**INSTRUCTIONS FOR THE TASK**:
Print the whole listing exactly.

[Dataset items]
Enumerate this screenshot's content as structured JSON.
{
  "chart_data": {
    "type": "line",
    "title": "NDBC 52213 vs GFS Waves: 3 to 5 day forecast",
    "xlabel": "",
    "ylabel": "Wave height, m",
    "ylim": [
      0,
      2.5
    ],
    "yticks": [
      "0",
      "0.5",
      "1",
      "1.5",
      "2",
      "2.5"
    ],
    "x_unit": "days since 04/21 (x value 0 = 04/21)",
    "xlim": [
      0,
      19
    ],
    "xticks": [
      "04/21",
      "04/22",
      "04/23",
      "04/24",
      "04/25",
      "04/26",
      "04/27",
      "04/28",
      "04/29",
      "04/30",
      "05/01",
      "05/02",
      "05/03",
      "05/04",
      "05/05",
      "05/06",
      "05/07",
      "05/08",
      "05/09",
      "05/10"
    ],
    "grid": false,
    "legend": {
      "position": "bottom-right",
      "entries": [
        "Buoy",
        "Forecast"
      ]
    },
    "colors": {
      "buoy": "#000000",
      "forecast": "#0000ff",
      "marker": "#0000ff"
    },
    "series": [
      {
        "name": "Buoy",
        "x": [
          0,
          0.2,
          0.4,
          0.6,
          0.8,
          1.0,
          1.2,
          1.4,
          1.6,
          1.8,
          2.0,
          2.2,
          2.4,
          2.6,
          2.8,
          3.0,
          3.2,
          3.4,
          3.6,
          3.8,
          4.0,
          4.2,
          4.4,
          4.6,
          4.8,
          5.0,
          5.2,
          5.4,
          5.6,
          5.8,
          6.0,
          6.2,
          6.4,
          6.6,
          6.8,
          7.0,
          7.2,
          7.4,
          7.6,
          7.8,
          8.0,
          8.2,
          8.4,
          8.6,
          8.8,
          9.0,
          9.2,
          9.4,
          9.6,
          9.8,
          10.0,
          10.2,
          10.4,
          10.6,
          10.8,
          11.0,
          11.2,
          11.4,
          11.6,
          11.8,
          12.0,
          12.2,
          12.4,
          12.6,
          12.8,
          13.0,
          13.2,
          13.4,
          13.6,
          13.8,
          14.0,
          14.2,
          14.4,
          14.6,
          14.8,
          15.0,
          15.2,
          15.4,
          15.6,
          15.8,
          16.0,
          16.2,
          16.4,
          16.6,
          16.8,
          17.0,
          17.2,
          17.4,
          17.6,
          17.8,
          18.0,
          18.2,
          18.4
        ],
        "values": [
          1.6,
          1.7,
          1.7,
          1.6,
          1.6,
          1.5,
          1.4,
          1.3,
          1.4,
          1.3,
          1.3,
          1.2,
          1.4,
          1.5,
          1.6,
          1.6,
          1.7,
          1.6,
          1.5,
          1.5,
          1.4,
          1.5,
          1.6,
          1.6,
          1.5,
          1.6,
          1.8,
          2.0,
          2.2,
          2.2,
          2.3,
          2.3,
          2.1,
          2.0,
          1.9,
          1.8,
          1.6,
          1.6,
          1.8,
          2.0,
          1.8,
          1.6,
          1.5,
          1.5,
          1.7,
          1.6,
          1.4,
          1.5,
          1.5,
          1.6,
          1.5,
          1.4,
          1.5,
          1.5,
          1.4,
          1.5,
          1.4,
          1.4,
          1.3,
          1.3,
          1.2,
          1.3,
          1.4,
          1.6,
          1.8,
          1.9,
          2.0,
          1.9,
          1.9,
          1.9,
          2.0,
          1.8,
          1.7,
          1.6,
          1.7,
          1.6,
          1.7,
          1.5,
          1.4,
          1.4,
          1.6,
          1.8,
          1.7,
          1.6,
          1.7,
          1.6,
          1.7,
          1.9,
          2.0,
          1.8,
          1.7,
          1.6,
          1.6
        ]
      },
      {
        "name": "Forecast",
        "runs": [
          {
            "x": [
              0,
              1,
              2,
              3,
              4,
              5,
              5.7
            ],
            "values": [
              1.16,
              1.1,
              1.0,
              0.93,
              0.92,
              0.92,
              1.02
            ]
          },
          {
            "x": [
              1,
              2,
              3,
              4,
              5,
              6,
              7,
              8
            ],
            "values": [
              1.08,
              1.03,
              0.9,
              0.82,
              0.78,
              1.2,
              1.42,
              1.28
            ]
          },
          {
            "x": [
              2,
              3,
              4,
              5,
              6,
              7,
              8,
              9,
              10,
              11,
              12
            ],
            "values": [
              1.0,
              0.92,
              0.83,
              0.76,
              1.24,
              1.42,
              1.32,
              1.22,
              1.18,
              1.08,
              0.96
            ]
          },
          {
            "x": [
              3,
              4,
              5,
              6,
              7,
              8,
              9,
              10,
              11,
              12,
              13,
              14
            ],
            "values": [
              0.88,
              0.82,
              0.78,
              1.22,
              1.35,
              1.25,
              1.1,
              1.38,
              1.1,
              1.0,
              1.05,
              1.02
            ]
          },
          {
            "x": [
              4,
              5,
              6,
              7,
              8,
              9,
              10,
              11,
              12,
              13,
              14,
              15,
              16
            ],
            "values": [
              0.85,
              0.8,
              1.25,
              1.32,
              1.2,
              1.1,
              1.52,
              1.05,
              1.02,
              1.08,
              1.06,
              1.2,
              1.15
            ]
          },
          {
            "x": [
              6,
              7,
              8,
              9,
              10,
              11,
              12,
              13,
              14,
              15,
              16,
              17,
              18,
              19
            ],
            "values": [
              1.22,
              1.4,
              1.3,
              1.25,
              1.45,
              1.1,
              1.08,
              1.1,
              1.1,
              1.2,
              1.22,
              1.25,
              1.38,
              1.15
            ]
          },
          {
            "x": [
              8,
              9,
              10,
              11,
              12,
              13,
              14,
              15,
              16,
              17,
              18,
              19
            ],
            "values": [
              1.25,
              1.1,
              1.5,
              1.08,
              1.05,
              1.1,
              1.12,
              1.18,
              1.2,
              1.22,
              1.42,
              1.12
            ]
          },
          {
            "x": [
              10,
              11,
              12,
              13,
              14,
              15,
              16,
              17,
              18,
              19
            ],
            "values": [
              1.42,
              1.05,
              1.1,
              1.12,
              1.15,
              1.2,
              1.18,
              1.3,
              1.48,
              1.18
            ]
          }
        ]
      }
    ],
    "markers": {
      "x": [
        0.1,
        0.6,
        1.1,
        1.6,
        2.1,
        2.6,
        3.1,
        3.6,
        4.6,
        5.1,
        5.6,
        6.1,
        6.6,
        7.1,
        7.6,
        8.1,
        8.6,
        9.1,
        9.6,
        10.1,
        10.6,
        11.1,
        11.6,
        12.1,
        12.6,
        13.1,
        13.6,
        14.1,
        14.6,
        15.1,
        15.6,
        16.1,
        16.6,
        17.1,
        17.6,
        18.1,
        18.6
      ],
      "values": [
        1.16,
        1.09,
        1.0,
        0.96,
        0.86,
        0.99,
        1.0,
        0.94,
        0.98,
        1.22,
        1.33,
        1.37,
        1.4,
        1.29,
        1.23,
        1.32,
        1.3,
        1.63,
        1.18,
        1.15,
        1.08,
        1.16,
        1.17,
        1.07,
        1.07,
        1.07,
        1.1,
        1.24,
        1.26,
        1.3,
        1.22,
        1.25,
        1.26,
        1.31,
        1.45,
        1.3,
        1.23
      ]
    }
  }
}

**TASK RESPONSE**:
Enumerate this screenshot's content as structured JSON.
{
  "chart_data": {
    "type": "line",
    "title": "NDBC 52213 vs GFS Waves: 3 to 5 day forecast",
    "xlabel": "",
    "ylabel": "Wave height, m",
    "ylim": [
      0,
      2.5
    ],
    "yticks": [
      "0",
      "0.5",
      "1",
      "1.5",
      "2",
      "2.5"
    ],
    "x_unit": "days since 04/21 (x value 0 = 04/21)",
    "xlim": [
      0,
      19
    ],
    "xticks": [
      "04/21",
      "04/22",
      "04/23",
      "04/24",
      "04/25",
      "04/26",
      "04/27",
      "04/28",
      "04/29",
      "04/30",
      "05/01",
      "05/02",
      "05/03",
      "05/04",
      "05/05",
      "05/06",
      "05/07",
      "05/08",
      "05/09",
      "05/10"
    ],
    "grid": false,
    "legend": {
      "position": "bottom-right",
      "entries": [
        "Buoy",
        "Forecast"
      ]
    },
    "colors": {
      "buoy": "#000000",
      "forecast": "#0000ff",
      "marker": "#0000ff"
    },
    "series": [
      {
        "name": "Buoy",
        "x": [
          0,
          0.2,
          0.4,
          0.6,
          0.8,
          1.0,
          1.2,
          1.4,
          1.6,
          1.8,
          2.0,
          2.2,
          2.4,
          2.6,
          2.8,
          3.0,
          3.2,
          3.4,
          3.6,
          3.8,
          4.0,
          4.2,
          4.4,
          4.6,
          4.8,
          5.0,
          5.2,
          5.4,
          5.6,
          5.8,
          6.0,
          6.2,
          6.4,
          6.6,
          6.8,
          7.0,
          7.2,
          7.4,
          7.6,
          7.8,
          8.0,
          8.2,
          8.4,
          8.6,
          8.8,
          9.0,
          9.2,
          9.4,
          9.6,
          9.8,
          10.0,
          10.2,
          10.4,
          10.6,
          10.8,
          11.0,
          11.2,
          11.4,
          11.6,
          11.8,
          12.0,
          12.2,
          12.4,
          12.6,
          12.8,
          13.0,
          13.2,
          13.4,
          13.6,
          13.8,
          14.0,
          14.2,
          14.4,
          14.6,
          14.8,
          15.0,
          15.2,
          15.4,
          15.6,
          15.8,
          16.0,
          16.2,
          16.4,
          16.6,
          16.8,
          17.0,
          17.2,
          17.4,
          17.6,
          17.8,
          18.0,
          18.2,
          18.4
        ],
        "values": [
          1.6,
          1.7,
          1.7,
          1.6,
          1.6,
          1.5,
          1.4,
          1.3,
          1.4,
          1.3,
          1.3,
          1.2,
          1.4,
          1.5,
          1.6,
          1.6,
          1.7,
          1.6,
          1.5,
          1.5,
          1.4,
          1.5,
          1.6,
          1.6,
          1.5,
          1.6,
          1.8,
          2.0,
          2.2,
          2.2,
          2.3,
          2.3,
          2.1,
          2.0,
          1.9,
          1.8,
          1.6,
          1.6,
          1.8,
          2.0,
          1.8,
          1.6,
          1.5,
          1.5,
          1.7,
          1.6,
          1.4,
          1.5,
          1.5,
          1.6,
          1.5,
          1.4,
          1.5,
          1.5,
          1.4,
          1.5,
          1.4,
          1.4,
          1.3,
          1.3,
          1.2,
          1.3,
          1.4,
          1.6,
          1.8,
          1.9,
          2.0,
          1.9,
          1.9,
          1.9,
          2.0,
          1.8,
          1.7,
          1.6,
          1.7,
          1.6,
          1.7,
          1.5,
          1.4,
          1.4,
          1.6,
          1.8,
          1.7,
          1.6,
          1.7,
          1.6,
          1.7,
          1.9,
          2.0,
          1.8,
          1.7,
          1.6,
          1.6
        ]
      },
      {
        "name": "Forecast",
        "runs": [
          {
            "x": [
              0,
              1,
              2,
              3,
              4,
              5,
              5.7
            ],
            "values": [
              1.16,
              1.1,
              1.0,
              0.93,
              0.92,
              0.92,
              1.02
            ]
          },
          {
            "x": [
              1,
              2,
              3,
              4,
              5,
              6,
              7,
              8
            ],
            "values": [
              1.08,
              1.03,
              0.9,
              0.82,
              0.78,
              1.2,
              1.42,
              1.28
            ]
          },
          {
            "x": [
              2,
              3,
              4,
              5,
              6,
              7,
              8,
              9,
              10,
              11,
              12
            ],
            "values": [
              1.0,
              0.92,
              0.83,
              0.76,
              1.24,
              1.42,
              1.32,
              1.22,
              1.18,
              1.08,
              0.96
            ]
          },
          {
            "x": [
              3,
              4,
              5,
              6,
              7,
              8,
              9,
              10,
              11,
              12,
              13,
              14
            ],
            "values": [
              0.88,
              0.82,
              0.78,
              1.22,
              1.35,
              1.25,
              1.1,
              1.38,
              1.1,
              1.0,
              1.05,
              1.02
            ]
          },
          {
            "x": [
              4,
              5,
              6,
              7,
              8,
              9,
              10,
              11,
              12,
              13,
              14,
              15,
              16
            ],
            "values": [
              0.85,
              0.8,
              1.25,
              1.32,
              1.2,
              1.1,
              1.52,
              1.05,
              1.02,
              1.08,
              1.06,
              1.2,
              1.15
            ]
          },
          {
            "x": [
              6,
              7,
              8,
              9,
              10,
              11,
              12,
              13,
              14,
              15,
              16,
              17,
              18,
              19
            ],
            "values": [
              1.22,
              1.4,
              1.3,
              1.25,
              1.45,
              1.1,
              1.08,
              1.1,
              1.1,
              1.2,
              1.22,
              1.25,
              1.38,
              1.15
            ]
          },
          {
            "x": [
              8,
              9,
              10,
              11,
              12,
              13,
              14,
              15,
              16,
              17,
              18,
              19
            ],
            "values": [
              1.25,
              1.1,
              1.5,
              1.08,
              1.05,
              1.1,
              1.12,
              1.18,
              1.2,
              1.22,
              1.42,
              1.12
            ]
          },
          {
            "x": [
              10,
              11,
              12,
              13,
              14,
              15,
              16,
              17,
              18,
              19
            ],
            "values": [
              1.42,
              1.05,
              1.1,
              1.12,
              1.15,
              1.2,
              1.18,
              1.3,
              1.48,
              1.18
            ]
          }
        ]
      }
    ],
    "markers": {
      "x": [
        0.1,
        0.6,
        1.1,
        1.6,
        2.1,
        2.6,
        3.1,
        3.6,
        4.6,
        5.1,
        5.6,
        6.1,
        6.6,
        7.1,
        7.6,
        8.1,
        8.6,
        9.1,
        9.6,
        10.1,
        10.6,
        11.1,
        11.6,
        12.1,
        12.6,
        13.1,
        13.6,
        14.1,
        14.6,
        15.1,
        15.6,
        16.1,
        16.6,
        17.1,
        17.6,
        18.1,
        18.6
      ],
      "values": [
        1.16,
        1.09,
        1.0,
        0.96,
        0.86,
        0.99,
        1.0,
        0.94,
        0.98,
        1.22,
        1.33,
        1.37,
        1.4,
        1.29,
        1.23,
        1.32,
        1.3,
        1.63,
        1.18,
        1.15,
        1.08,
        1.16,
        1.17,
        1.07,
        1.07,
        1.07,
        1.1,
        1.24,
        1.26,
        1.3,
        1.22,
        1.25,
        1.26,
        1.31,
        1.45,
        1.3,
        1.23
      ]
    }
  }
}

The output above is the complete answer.